-- Start of Material for this exercise --

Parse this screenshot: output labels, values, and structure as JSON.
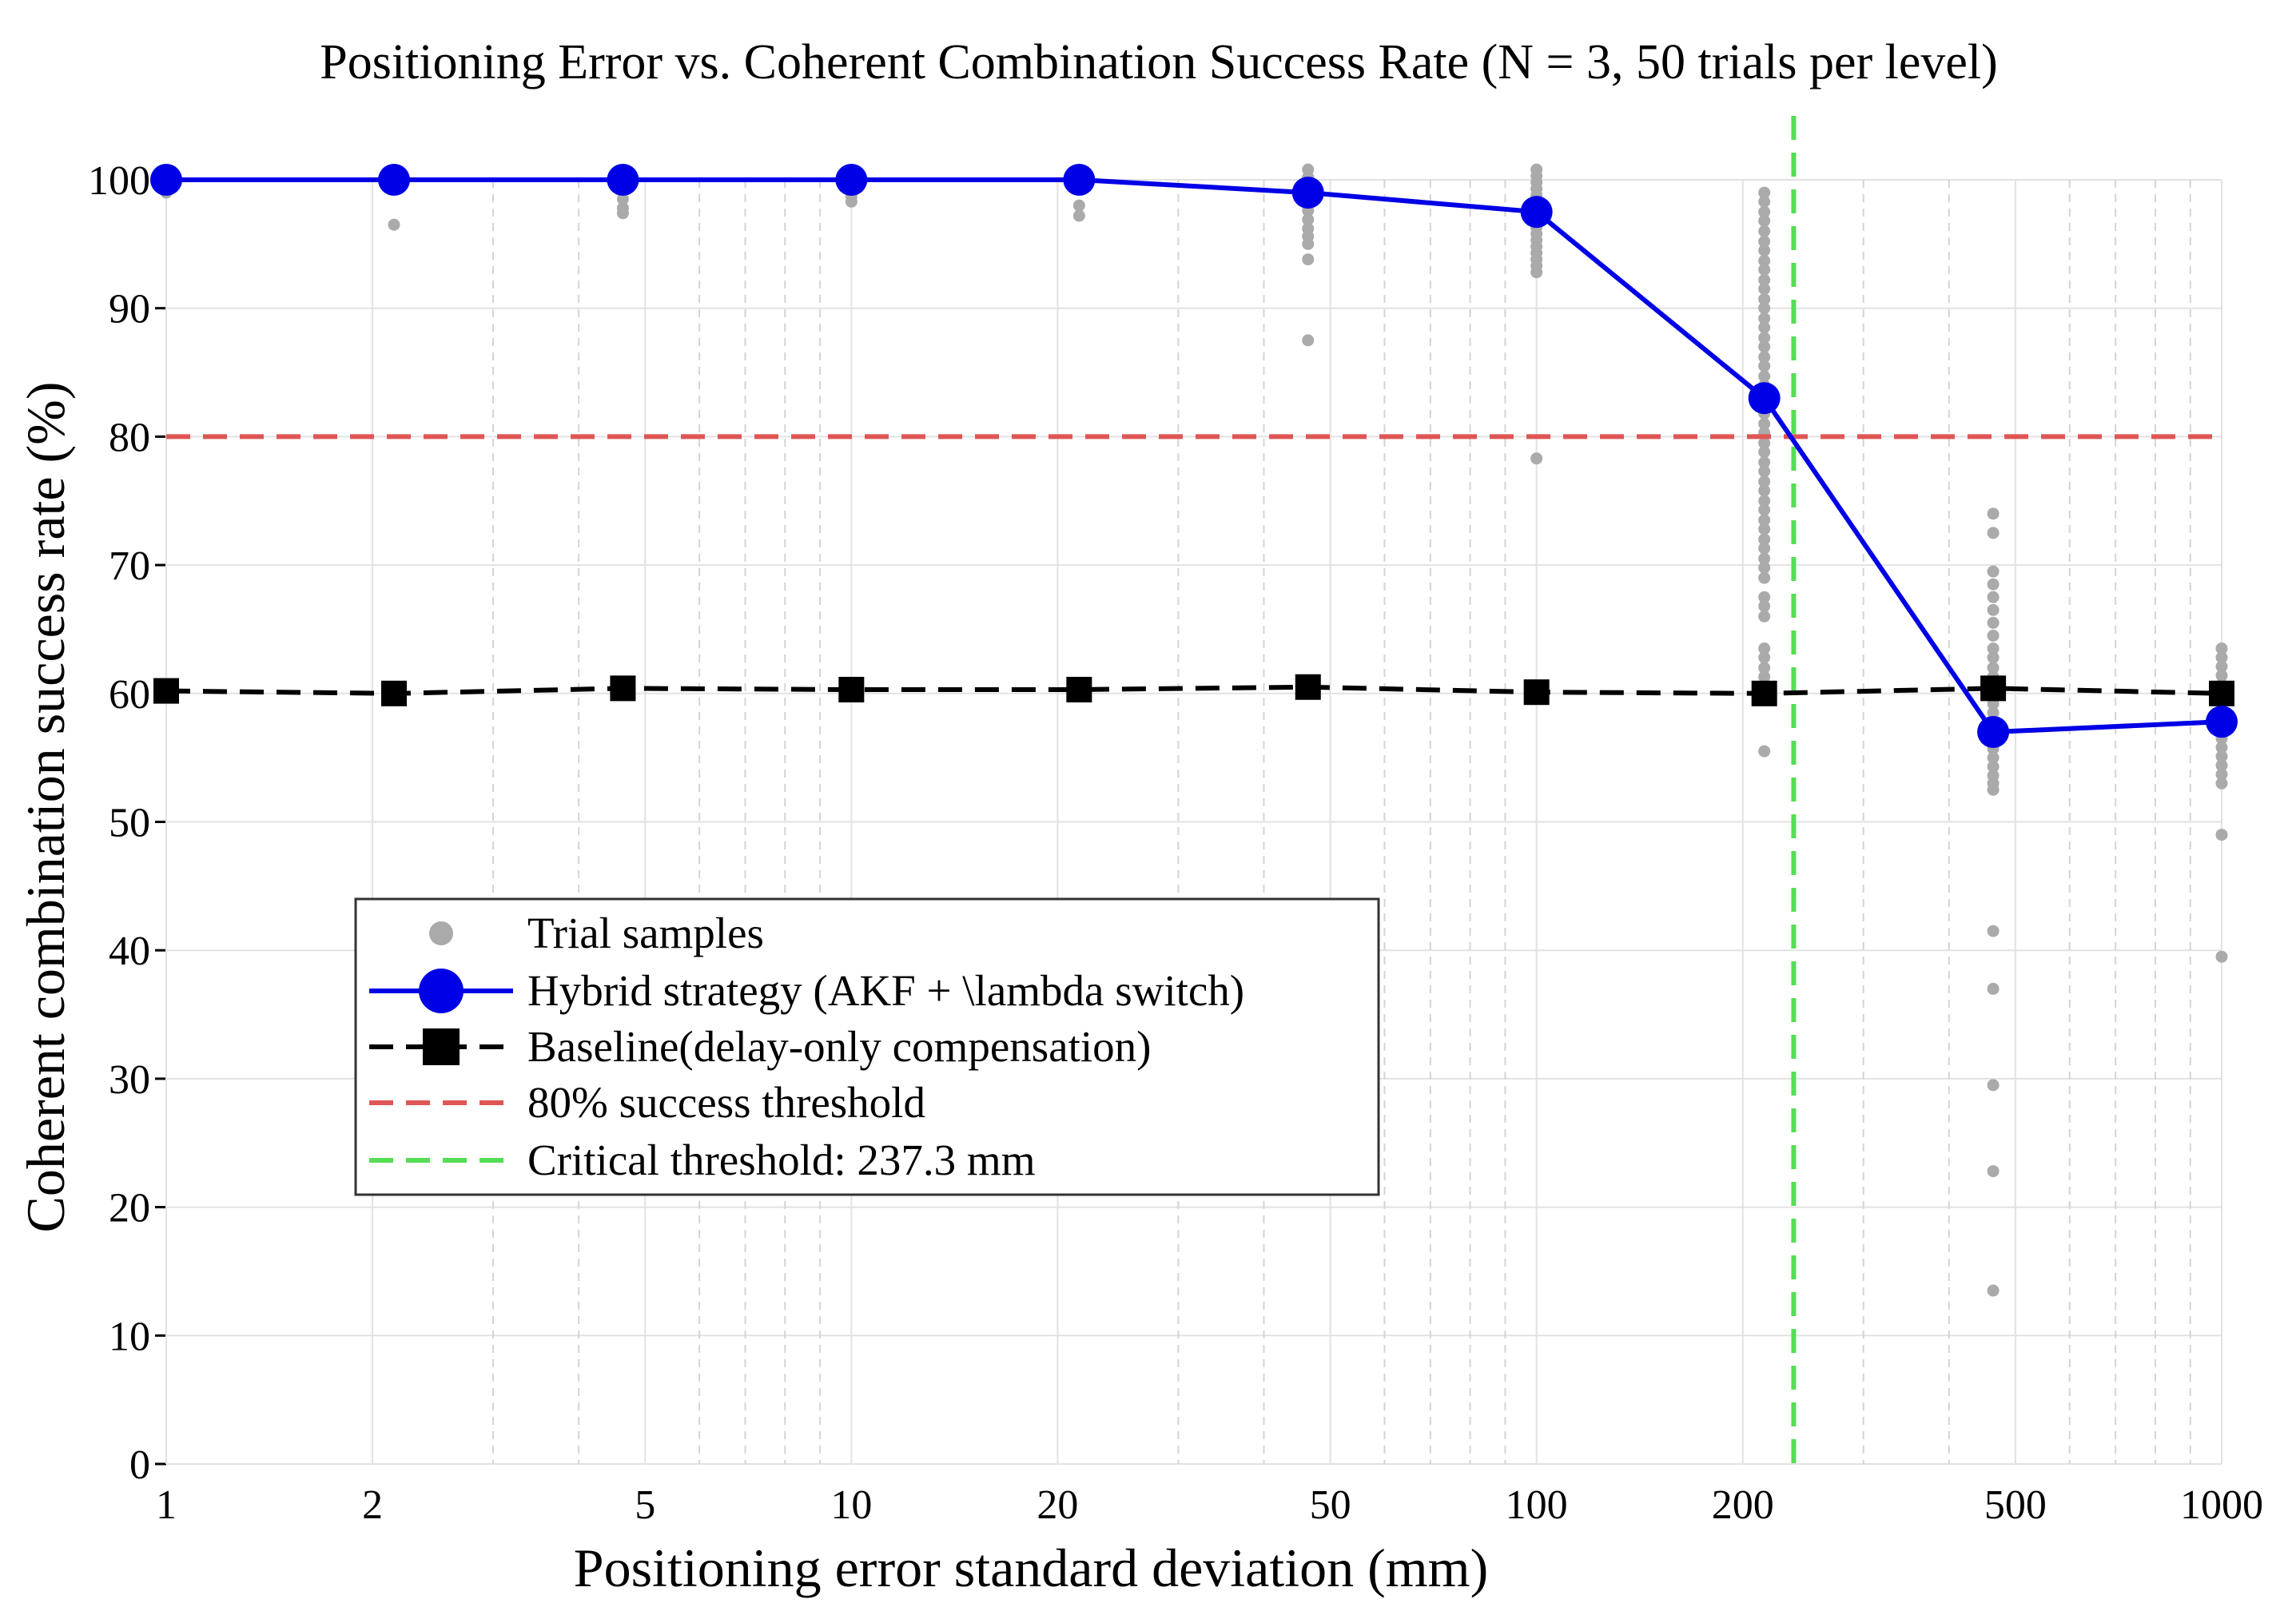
{
  "chart_data": {
    "type": "line",
    "title": "Positioning Error vs. Coherent Combination Success Rate (N = 3, 50 trials per level)",
    "xlabel": "Positioning error standard deviation (mm)",
    "ylabel": "Coherent combination success rate (%)",
    "xscale": "log",
    "xlim": [
      1,
      1000
    ],
    "ylim": [
      0,
      100
    ],
    "xticks": [
      1,
      2,
      5,
      10,
      20,
      50,
      100,
      200,
      500,
      1000
    ],
    "xtick_labels": [
      "1",
      "2",
      "5",
      "10",
      "20",
      "50",
      "100",
      "200",
      "500",
      "1000"
    ],
    "yticks": [
      0,
      10,
      20,
      30,
      40,
      50,
      60,
      70,
      80,
      90,
      100
    ],
    "ytick_labels": [
      "0",
      "10",
      "20",
      "30",
      "40",
      "50",
      "60",
      "70",
      "80",
      "90",
      "100"
    ],
    "grid": true,
    "x": [
      1,
      2.15,
      4.64,
      10,
      21.5,
      46.4,
      100,
      215,
      464,
      1000
    ],
    "series": [
      {
        "name": "Hybrid strategy (AKF + \\lambda switch)",
        "color": "#0000e6",
        "style": "solid",
        "marker": "circle",
        "values": [
          100,
          100,
          100,
          100,
          100,
          99,
          97.5,
          83,
          57,
          57.8
        ]
      },
      {
        "name": "Baseline(delay-only compensation)",
        "color": "#000000",
        "style": "dashed",
        "marker": "square",
        "values": [
          60.2,
          60,
          60.4,
          60.3,
          60.3,
          60.5,
          60.1,
          60,
          60.4,
          60
        ]
      }
    ],
    "scatter": {
      "name": "Trial samples",
      "color": "#aaaaaa",
      "points": [
        [
          1,
          100
        ],
        [
          1,
          99.6
        ],
        [
          1,
          99.3
        ],
        [
          1,
          99.0
        ],
        [
          2.15,
          100.5
        ],
        [
          2.15,
          100
        ],
        [
          2.15,
          99.5
        ],
        [
          2.15,
          96.5
        ],
        [
          4.64,
          100.3
        ],
        [
          4.64,
          99.5
        ],
        [
          4.64,
          98.5
        ],
        [
          4.64,
          97.8
        ],
        [
          4.64,
          97.4
        ],
        [
          10,
          100.5
        ],
        [
          10,
          99.5
        ],
        [
          10,
          98.7
        ],
        [
          10,
          98.3
        ],
        [
          21.5,
          100.5
        ],
        [
          21.5,
          99.5
        ],
        [
          21.5,
          98.0
        ],
        [
          21.5,
          97.2
        ],
        [
          46.4,
          100.8
        ],
        [
          46.4,
          100.2
        ],
        [
          46.4,
          99.6
        ],
        [
          46.4,
          99.0
        ],
        [
          46.4,
          98.3
        ],
        [
          46.4,
          97.6
        ],
        [
          46.4,
          96.9
        ],
        [
          46.4,
          96.2
        ],
        [
          46.4,
          95.6
        ],
        [
          46.4,
          95.0
        ],
        [
          46.4,
          93.8
        ],
        [
          46.4,
          87.5
        ],
        [
          100,
          100.8
        ],
        [
          100,
          100.3
        ],
        [
          100,
          99.8
        ],
        [
          100,
          99.3
        ],
        [
          100,
          98.8
        ],
        [
          100,
          98.3
        ],
        [
          100,
          97.8
        ],
        [
          100,
          97.3
        ],
        [
          100,
          96.8
        ],
        [
          100,
          96.3
        ],
        [
          100,
          95.8
        ],
        [
          100,
          95.3
        ],
        [
          100,
          94.8
        ],
        [
          100,
          94.3
        ],
        [
          100,
          93.8
        ],
        [
          100,
          93.3
        ],
        [
          100,
          92.8
        ],
        [
          100,
          78.3
        ],
        [
          215,
          99.0
        ],
        [
          215,
          98.3
        ],
        [
          215,
          97.5
        ],
        [
          215,
          96.8
        ],
        [
          215,
          96.0
        ],
        [
          215,
          95.2
        ],
        [
          215,
          94.5
        ],
        [
          215,
          93.7
        ],
        [
          215,
          93.0
        ],
        [
          215,
          92.2
        ],
        [
          215,
          91.5
        ],
        [
          215,
          90.7
        ],
        [
          215,
          90.0
        ],
        [
          215,
          89.2
        ],
        [
          215,
          88.5
        ],
        [
          215,
          87.7
        ],
        [
          215,
          87.0
        ],
        [
          215,
          86.2
        ],
        [
          215,
          85.5
        ],
        [
          215,
          84.7
        ],
        [
          215,
          84.0
        ],
        [
          215,
          82.5
        ],
        [
          215,
          81.8
        ],
        [
          215,
          81.0
        ],
        [
          215,
          80.3
        ],
        [
          215,
          79.5
        ],
        [
          215,
          78.8
        ],
        [
          215,
          78.0
        ],
        [
          215,
          77.3
        ],
        [
          215,
          76.5
        ],
        [
          215,
          75.8
        ],
        [
          215,
          75.0
        ],
        [
          215,
          74.3
        ],
        [
          215,
          73.5
        ],
        [
          215,
          72.8
        ],
        [
          215,
          72.0
        ],
        [
          215,
          71.3
        ],
        [
          215,
          70.5
        ],
        [
          215,
          69.8
        ],
        [
          215,
          69.0
        ],
        [
          215,
          67.5
        ],
        [
          215,
          66.8
        ],
        [
          215,
          66.0
        ],
        [
          215,
          63.5
        ],
        [
          215,
          62.8
        ],
        [
          215,
          62.0
        ],
        [
          215,
          61.3
        ],
        [
          215,
          55.5
        ],
        [
          464,
          74.0
        ],
        [
          464,
          72.5
        ],
        [
          464,
          69.5
        ],
        [
          464,
          68.5
        ],
        [
          464,
          67.5
        ],
        [
          464,
          66.5
        ],
        [
          464,
          65.5
        ],
        [
          464,
          64.5
        ],
        [
          464,
          63.5
        ],
        [
          464,
          62.8
        ],
        [
          464,
          62.0
        ],
        [
          464,
          61.3
        ],
        [
          464,
          60.6
        ],
        [
          464,
          59.9
        ],
        [
          464,
          59.2
        ],
        [
          464,
          58.5
        ],
        [
          464,
          57.8
        ],
        [
          464,
          57.1
        ],
        [
          464,
          56.4
        ],
        [
          464,
          55.7
        ],
        [
          464,
          55.0
        ],
        [
          464,
          54.3
        ],
        [
          464,
          53.6
        ],
        [
          464,
          53.0
        ],
        [
          464,
          52.5
        ],
        [
          464,
          41.5
        ],
        [
          464,
          37.0
        ],
        [
          464,
          29.5
        ],
        [
          464,
          22.8
        ],
        [
          464,
          13.5
        ],
        [
          1000,
          63.5
        ],
        [
          1000,
          62.8
        ],
        [
          1000,
          62.1
        ],
        [
          1000,
          61.4
        ],
        [
          1000,
          60.7
        ],
        [
          1000,
          60.0
        ],
        [
          1000,
          59.3
        ],
        [
          1000,
          58.6
        ],
        [
          1000,
          57.9
        ],
        [
          1000,
          57.2
        ],
        [
          1000,
          56.5
        ],
        [
          1000,
          55.8
        ],
        [
          1000,
          55.1
        ],
        [
          1000,
          54.4
        ],
        [
          1000,
          53.7
        ],
        [
          1000,
          53.0
        ],
        [
          1000,
          49.0
        ],
        [
          1000,
          39.5
        ]
      ]
    },
    "reference_lines": [
      {
        "name": "80% success threshold",
        "orientation": "horizontal",
        "value": 80,
        "color": "#e05555",
        "style": "dashed"
      },
      {
        "name": "Critical threshold: 237.3 mm",
        "orientation": "vertical",
        "value": 237.3,
        "color": "#55dd55",
        "style": "dashed"
      }
    ],
    "legend": {
      "position": "lower-left",
      "entries": [
        "Trial samples",
        "Hybrid strategy (AKF + \\lambda switch)",
        "Baseline(delay-only compensation)",
        "80% success threshold",
        "Critical threshold: 237.3 mm"
      ]
    }
  }
}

-- End of Material for this exercise --

Task to carry out: Write out all the records again, exactly, minus any pictures.

Final result:
Parse this screenshot: output labels, values, and structure as JSON.
{
  "chart_data": {
    "type": "line",
    "title": "Positioning Error vs. Coherent Combination Success Rate (N = 3, 50 trials per level)",
    "xlabel": "Positioning error standard deviation (mm)",
    "ylabel": "Coherent combination success rate (%)",
    "xscale": "log",
    "xlim": [
      1,
      1000
    ],
    "ylim": [
      0,
      100
    ],
    "xticks": [
      1,
      2,
      5,
      10,
      20,
      50,
      100,
      200,
      500,
      1000
    ],
    "xtick_labels": [
      "1",
      "2",
      "5",
      "10",
      "20",
      "50",
      "100",
      "200",
      "500",
      "1000"
    ],
    "yticks": [
      0,
      10,
      20,
      30,
      40,
      50,
      60,
      70,
      80,
      90,
      100
    ],
    "ytick_labels": [
      "0",
      "10",
      "20",
      "30",
      "40",
      "50",
      "60",
      "70",
      "80",
      "90",
      "100"
    ],
    "grid": true,
    "x": [
      1,
      2.15,
      4.64,
      10,
      21.5,
      46.4,
      100,
      215,
      464,
      1000
    ],
    "series": [
      {
        "name": "Hybrid strategy (AKF + \\lambda switch)",
        "color": "#0000e6",
        "style": "solid",
        "marker": "circle",
        "values": [
          100,
          100,
          100,
          100,
          100,
          99,
          97.5,
          83,
          57,
          57.8
        ]
      },
      {
        "name": "Baseline(delay-only compensation)",
        "color": "#000000",
        "style": "dashed",
        "marker": "square",
        "values": [
          60.2,
          60,
          60.4,
          60.3,
          60.3,
          60.5,
          60.1,
          60,
          60.4,
          60
        ]
      }
    ],
    "scatter": {
      "name": "Trial samples",
      "color": "#aaaaaa",
      "points": [
        [
          1,
          100
        ],
        [
          1,
          99.6
        ],
        [
          1,
          99.3
        ],
        [
          1,
          99.0
        ],
        [
          2.15,
          100.5
        ],
        [
          2.15,
          100
        ],
        [
          2.15,
          99.5
        ],
        [
          2.15,
          96.5
        ],
        [
          4.64,
          100.3
        ],
        [
          4.64,
          99.5
        ],
        [
          4.64,
          98.5
        ],
        [
          4.64,
          97.8
        ],
        [
          4.64,
          97.4
        ],
        [
          10,
          100.5
        ],
        [
          10,
          99.5
        ],
        [
          10,
          98.7
        ],
        [
          10,
          98.3
        ],
        [
          21.5,
          100.5
        ],
        [
          21.5,
          99.5
        ],
        [
          21.5,
          98.0
        ],
        [
          21.5,
          97.2
        ],
        [
          46.4,
          100.8
        ],
        [
          46.4,
          100.2
        ],
        [
          46.4,
          99.6
        ],
        [
          46.4,
          99.0
        ],
        [
          46.4,
          98.3
        ],
        [
          46.4,
          97.6
        ],
        [
          46.4,
          96.9
        ],
        [
          46.4,
          96.2
        ],
        [
          46.4,
          95.6
        ],
        [
          46.4,
          95.0
        ],
        [
          46.4,
          93.8
        ],
        [
          46.4,
          87.5
        ],
        [
          100,
          100.8
        ],
        [
          100,
          100.3
        ],
        [
          100,
          99.8
        ],
        [
          100,
          99.3
        ],
        [
          100,
          98.8
        ],
        [
          100,
          98.3
        ],
        [
          100,
          97.8
        ],
        [
          100,
          97.3
        ],
        [
          100,
          96.8
        ],
        [
          100,
          96.3
        ],
        [
          100,
          95.8
        ],
        [
          100,
          95.3
        ],
        [
          100,
          94.8
        ],
        [
          100,
          94.3
        ],
        [
          100,
          93.8
        ],
        [
          100,
          93.3
        ],
        [
          100,
          92.8
        ],
        [
          100,
          78.3
        ],
        [
          215,
          99.0
        ],
        [
          215,
          98.3
        ],
        [
          215,
          97.5
        ],
        [
          215,
          96.8
        ],
        [
          215,
          96.0
        ],
        [
          215,
          95.2
        ],
        [
          215,
          94.5
        ],
        [
          215,
          93.7
        ],
        [
          215,
          93.0
        ],
        [
          215,
          92.2
        ],
        [
          215,
          91.5
        ],
        [
          215,
          90.7
        ],
        [
          215,
          90.0
        ],
        [
          215,
          89.2
        ],
        [
          215,
          88.5
        ],
        [
          215,
          87.7
        ],
        [
          215,
          87.0
        ],
        [
          215,
          86.2
        ],
        [
          215,
          85.5
        ],
        [
          215,
          84.7
        ],
        [
          215,
          84.0
        ],
        [
          215,
          82.5
        ],
        [
          215,
          81.8
        ],
        [
          215,
          81.0
        ],
        [
          215,
          80.3
        ],
        [
          215,
          79.5
        ],
        [
          215,
          78.8
        ],
        [
          215,
          78.0
        ],
        [
          215,
          77.3
        ],
        [
          215,
          76.5
        ],
        [
          215,
          75.8
        ],
        [
          215,
          75.0
        ],
        [
          215,
          74.3
        ],
        [
          215,
          73.5
        ],
        [
          215,
          72.8
        ],
        [
          215,
          72.0
        ],
        [
          215,
          71.3
        ],
        [
          215,
          70.5
        ],
        [
          215,
          69.8
        ],
        [
          215,
          69.0
        ],
        [
          215,
          67.5
        ],
        [
          215,
          66.8
        ],
        [
          215,
          66.0
        ],
        [
          215,
          63.5
        ],
        [
          215,
          62.8
        ],
        [
          215,
          62.0
        ],
        [
          215,
          61.3
        ],
        [
          215,
          55.5
        ],
        [
          464,
          74.0
        ],
        [
          464,
          72.5
        ],
        [
          464,
          69.5
        ],
        [
          464,
          68.5
        ],
        [
          464,
          67.5
        ],
        [
          464,
          66.5
        ],
        [
          464,
          65.5
        ],
        [
          464,
          64.5
        ],
        [
          464,
          63.5
        ],
        [
          464,
          62.8
        ],
        [
          464,
          62.0
        ],
        [
          464,
          61.3
        ],
        [
          464,
          60.6
        ],
        [
          464,
          59.9
        ],
        [
          464,
          59.2
        ],
        [
          464,
          58.5
        ],
        [
          464,
          57.8
        ],
        [
          464,
          57.1
        ],
        [
          464,
          56.4
        ],
        [
          464,
          55.7
        ],
        [
          464,
          55.0
        ],
        [
          464,
          54.3
        ],
        [
          464,
          53.6
        ],
        [
          464,
          53.0
        ],
        [
          464,
          52.5
        ],
        [
          464,
          41.5
        ],
        [
          464,
          37.0
        ],
        [
          464,
          29.5
        ],
        [
          464,
          22.8
        ],
        [
          464,
          13.5
        ],
        [
          1000,
          63.5
        ],
        [
          1000,
          62.8
        ],
        [
          1000,
          62.1
        ],
        [
          1000,
          61.4
        ],
        [
          1000,
          60.7
        ],
        [
          1000,
          60.0
        ],
        [
          1000,
          59.3
        ],
        [
          1000,
          58.6
        ],
        [
          1000,
          57.9
        ],
        [
          1000,
          57.2
        ],
        [
          1000,
          56.5
        ],
        [
          1000,
          55.8
        ],
        [
          1000,
          55.1
        ],
        [
          1000,
          54.4
        ],
        [
          1000,
          53.7
        ],
        [
          1000,
          53.0
        ],
        [
          1000,
          49.0
        ],
        [
          1000,
          39.5
        ]
      ]
    },
    "reference_lines": [
      {
        "name": "80% success threshold",
        "orientation": "horizontal",
        "value": 80,
        "color": "#e05555",
        "style": "dashed"
      },
      {
        "name": "Critical threshold: 237.3 mm",
        "orientation": "vertical",
        "value": 237.3,
        "color": "#55dd55",
        "style": "dashed"
      }
    ],
    "legend": {
      "position": "lower-left",
      "entries": [
        "Trial samples",
        "Hybrid strategy (AKF + \\lambda switch)",
        "Baseline(delay-only compensation)",
        "80% success threshold",
        "Critical threshold: 237.3 mm"
      ]
    }
  }
}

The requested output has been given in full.